EXERCISE DIRECTIONS: In the data below, locate each line with the word "this" and list it.

THE RECORDS:
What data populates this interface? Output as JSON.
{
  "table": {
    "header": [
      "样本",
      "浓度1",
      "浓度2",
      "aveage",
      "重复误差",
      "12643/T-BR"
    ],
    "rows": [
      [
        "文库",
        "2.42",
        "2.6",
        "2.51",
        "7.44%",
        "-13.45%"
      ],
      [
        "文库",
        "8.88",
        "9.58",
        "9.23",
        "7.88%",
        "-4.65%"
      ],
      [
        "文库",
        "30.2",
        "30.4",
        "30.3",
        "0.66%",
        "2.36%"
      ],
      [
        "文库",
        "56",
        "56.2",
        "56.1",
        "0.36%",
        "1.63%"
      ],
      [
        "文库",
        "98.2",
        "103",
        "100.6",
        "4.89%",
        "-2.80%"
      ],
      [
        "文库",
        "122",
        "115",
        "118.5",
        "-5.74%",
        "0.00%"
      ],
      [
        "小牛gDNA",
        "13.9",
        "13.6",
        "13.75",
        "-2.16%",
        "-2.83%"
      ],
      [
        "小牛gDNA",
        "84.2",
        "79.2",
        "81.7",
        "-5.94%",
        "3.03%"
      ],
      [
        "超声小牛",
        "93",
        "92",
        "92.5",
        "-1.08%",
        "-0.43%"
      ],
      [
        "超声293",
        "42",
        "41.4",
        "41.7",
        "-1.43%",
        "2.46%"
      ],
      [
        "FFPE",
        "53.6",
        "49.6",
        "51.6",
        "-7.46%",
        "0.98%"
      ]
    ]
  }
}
---
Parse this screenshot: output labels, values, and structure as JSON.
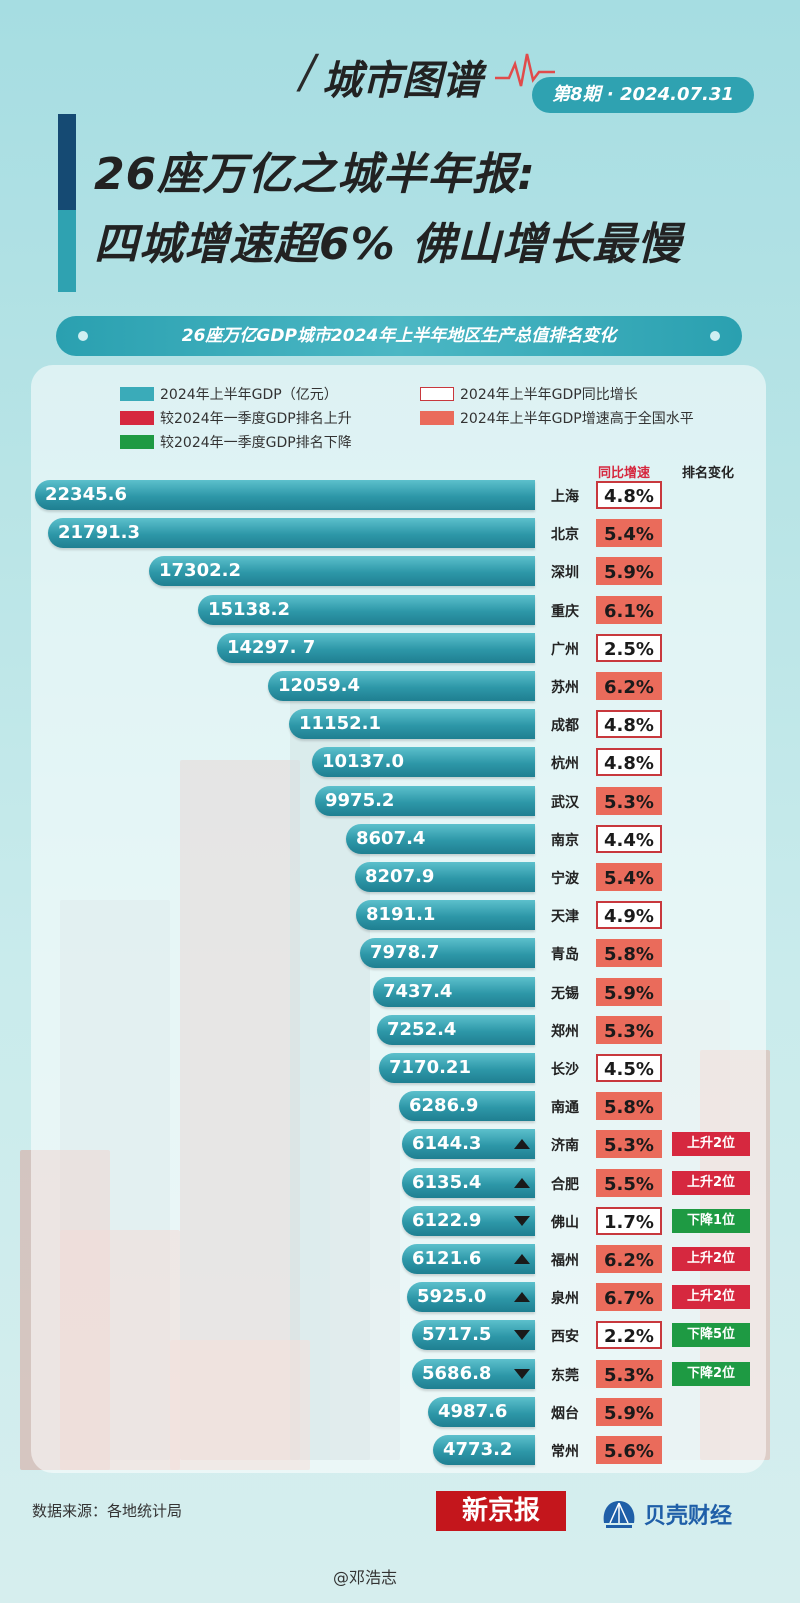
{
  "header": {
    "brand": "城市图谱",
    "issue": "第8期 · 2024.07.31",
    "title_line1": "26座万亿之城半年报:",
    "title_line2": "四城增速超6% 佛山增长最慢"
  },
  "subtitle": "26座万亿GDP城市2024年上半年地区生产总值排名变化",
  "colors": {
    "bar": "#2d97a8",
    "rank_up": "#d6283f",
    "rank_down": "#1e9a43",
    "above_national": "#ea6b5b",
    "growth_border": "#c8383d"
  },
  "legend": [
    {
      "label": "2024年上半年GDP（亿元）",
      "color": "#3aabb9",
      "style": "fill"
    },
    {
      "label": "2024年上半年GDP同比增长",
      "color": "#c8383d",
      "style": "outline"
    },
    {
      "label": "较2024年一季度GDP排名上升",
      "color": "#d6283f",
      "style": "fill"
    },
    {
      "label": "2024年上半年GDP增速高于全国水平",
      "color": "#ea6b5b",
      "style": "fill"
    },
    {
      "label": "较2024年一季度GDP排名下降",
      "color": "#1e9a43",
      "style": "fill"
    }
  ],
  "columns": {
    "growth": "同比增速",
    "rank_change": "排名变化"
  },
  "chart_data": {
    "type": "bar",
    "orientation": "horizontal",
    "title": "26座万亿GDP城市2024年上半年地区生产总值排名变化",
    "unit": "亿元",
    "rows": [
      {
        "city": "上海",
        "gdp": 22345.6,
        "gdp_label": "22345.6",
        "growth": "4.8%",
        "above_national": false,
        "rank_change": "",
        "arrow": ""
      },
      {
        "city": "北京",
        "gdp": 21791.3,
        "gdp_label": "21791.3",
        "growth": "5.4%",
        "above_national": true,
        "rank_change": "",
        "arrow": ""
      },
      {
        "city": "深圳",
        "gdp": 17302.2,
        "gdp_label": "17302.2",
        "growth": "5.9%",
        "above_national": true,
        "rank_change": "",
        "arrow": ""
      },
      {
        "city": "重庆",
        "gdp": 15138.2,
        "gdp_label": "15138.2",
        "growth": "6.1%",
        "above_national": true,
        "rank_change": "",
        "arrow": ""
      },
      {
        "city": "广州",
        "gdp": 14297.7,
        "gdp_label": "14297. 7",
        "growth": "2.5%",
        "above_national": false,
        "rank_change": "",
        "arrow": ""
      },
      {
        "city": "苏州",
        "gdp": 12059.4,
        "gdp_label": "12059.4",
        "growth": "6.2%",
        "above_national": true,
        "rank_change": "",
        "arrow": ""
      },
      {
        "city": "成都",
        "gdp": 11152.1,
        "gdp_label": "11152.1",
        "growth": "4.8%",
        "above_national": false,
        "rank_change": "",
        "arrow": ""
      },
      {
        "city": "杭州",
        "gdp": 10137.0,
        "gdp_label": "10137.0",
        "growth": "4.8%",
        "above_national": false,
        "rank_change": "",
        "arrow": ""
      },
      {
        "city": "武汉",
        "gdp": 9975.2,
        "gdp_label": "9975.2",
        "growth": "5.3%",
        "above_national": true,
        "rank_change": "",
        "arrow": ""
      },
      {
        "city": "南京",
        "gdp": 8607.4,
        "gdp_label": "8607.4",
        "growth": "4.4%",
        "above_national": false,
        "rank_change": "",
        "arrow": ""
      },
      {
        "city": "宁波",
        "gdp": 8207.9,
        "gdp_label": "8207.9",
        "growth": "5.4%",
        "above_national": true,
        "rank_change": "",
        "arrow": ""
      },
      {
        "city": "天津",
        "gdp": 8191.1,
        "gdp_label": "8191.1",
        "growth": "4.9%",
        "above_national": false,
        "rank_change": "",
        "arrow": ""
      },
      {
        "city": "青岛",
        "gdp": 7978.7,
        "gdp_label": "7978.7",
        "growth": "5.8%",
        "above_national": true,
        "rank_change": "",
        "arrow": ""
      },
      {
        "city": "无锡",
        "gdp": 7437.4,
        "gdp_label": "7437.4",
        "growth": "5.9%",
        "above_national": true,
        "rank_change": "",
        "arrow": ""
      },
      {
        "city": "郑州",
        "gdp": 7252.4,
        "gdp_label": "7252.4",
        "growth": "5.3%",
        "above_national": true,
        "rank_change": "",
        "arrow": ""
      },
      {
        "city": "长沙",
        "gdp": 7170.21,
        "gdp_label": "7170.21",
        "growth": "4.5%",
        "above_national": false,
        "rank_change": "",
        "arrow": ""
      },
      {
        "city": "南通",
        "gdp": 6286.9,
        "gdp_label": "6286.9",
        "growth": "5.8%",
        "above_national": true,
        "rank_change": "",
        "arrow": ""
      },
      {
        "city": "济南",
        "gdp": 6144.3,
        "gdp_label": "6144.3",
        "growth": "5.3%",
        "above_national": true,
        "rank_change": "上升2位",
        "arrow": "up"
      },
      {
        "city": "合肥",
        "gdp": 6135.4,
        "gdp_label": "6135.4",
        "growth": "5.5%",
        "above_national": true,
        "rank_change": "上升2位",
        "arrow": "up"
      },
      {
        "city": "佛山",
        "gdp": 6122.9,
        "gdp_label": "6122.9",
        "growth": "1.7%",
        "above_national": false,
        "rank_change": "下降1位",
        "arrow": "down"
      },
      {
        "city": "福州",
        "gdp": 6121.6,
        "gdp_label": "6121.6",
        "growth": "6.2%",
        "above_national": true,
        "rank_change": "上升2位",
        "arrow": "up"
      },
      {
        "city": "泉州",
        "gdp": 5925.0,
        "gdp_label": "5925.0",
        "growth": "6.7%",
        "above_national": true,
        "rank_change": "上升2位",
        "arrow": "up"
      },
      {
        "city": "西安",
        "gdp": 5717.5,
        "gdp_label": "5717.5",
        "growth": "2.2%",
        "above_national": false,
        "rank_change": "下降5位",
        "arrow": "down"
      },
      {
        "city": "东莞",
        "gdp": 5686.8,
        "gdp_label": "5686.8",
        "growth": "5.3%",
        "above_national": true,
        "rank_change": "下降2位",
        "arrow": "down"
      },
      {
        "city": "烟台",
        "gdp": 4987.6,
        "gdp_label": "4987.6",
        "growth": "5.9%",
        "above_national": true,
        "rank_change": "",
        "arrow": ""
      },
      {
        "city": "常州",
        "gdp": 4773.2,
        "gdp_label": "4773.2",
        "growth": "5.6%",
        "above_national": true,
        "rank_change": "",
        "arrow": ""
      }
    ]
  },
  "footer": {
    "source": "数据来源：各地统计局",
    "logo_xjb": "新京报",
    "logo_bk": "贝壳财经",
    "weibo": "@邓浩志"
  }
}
* * *
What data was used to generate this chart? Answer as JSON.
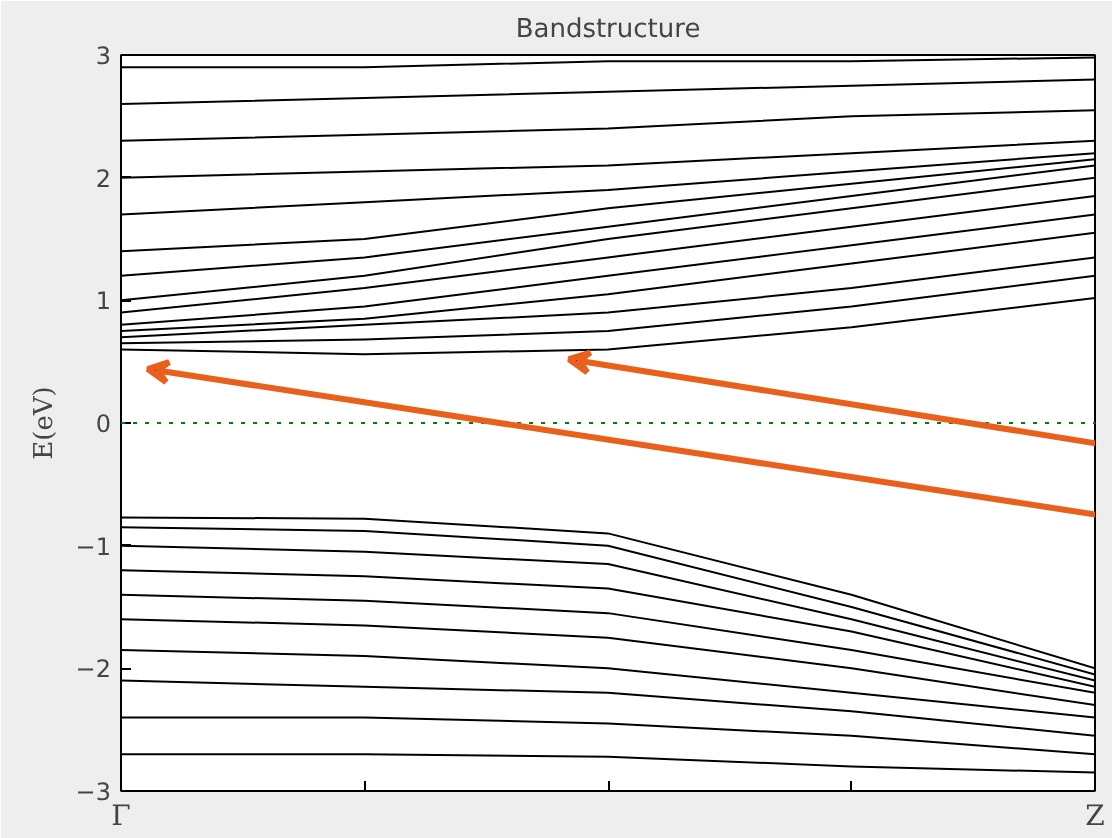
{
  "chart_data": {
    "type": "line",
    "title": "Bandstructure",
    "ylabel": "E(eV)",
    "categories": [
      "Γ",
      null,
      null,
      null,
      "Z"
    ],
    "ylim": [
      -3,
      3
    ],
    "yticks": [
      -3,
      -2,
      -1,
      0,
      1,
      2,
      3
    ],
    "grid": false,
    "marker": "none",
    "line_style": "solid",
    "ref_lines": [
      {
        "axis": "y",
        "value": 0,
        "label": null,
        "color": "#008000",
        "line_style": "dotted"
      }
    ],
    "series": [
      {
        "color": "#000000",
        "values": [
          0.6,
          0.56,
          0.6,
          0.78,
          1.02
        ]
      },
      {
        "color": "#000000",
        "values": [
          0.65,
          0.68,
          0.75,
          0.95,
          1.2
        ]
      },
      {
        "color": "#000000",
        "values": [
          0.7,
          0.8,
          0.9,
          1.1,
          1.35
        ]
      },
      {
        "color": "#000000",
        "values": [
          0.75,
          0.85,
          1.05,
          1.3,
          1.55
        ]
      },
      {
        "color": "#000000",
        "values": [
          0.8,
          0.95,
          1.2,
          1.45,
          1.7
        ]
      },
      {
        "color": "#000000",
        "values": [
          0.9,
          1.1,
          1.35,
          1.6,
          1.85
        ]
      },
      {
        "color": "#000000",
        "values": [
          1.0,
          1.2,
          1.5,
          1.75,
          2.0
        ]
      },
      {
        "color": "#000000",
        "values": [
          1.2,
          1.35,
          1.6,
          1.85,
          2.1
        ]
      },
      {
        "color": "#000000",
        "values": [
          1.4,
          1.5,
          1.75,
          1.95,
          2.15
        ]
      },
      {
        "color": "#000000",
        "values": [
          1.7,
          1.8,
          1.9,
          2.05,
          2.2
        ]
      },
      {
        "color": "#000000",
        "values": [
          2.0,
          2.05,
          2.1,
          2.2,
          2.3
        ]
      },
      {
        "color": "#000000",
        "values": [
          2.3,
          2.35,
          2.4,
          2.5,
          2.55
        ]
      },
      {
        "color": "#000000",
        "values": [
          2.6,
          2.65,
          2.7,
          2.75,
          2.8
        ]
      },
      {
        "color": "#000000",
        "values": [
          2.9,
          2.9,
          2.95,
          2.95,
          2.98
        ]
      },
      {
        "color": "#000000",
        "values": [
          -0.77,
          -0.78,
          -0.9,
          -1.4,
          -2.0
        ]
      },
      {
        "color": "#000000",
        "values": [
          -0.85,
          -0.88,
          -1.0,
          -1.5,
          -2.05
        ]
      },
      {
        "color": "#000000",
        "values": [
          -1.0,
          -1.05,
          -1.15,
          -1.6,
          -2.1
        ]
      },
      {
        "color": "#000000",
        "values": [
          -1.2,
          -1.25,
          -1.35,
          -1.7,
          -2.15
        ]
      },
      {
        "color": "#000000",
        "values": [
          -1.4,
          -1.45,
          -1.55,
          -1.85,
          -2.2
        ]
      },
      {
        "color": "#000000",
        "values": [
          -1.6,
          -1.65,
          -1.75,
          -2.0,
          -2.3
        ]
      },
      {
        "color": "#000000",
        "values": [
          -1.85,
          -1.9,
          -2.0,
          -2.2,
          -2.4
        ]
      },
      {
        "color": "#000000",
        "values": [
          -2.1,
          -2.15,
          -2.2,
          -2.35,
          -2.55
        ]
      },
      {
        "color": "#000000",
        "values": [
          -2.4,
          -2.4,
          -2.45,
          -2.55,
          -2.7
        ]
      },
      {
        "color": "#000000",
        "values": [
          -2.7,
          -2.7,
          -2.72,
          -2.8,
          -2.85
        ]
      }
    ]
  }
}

ANSWER FOR THE TASK:
What data populates this interface? Output as JSON.
Parse this screenshot: output labels, values, and structure as JSON.
What data was used to generate this chart? Answer as JSON.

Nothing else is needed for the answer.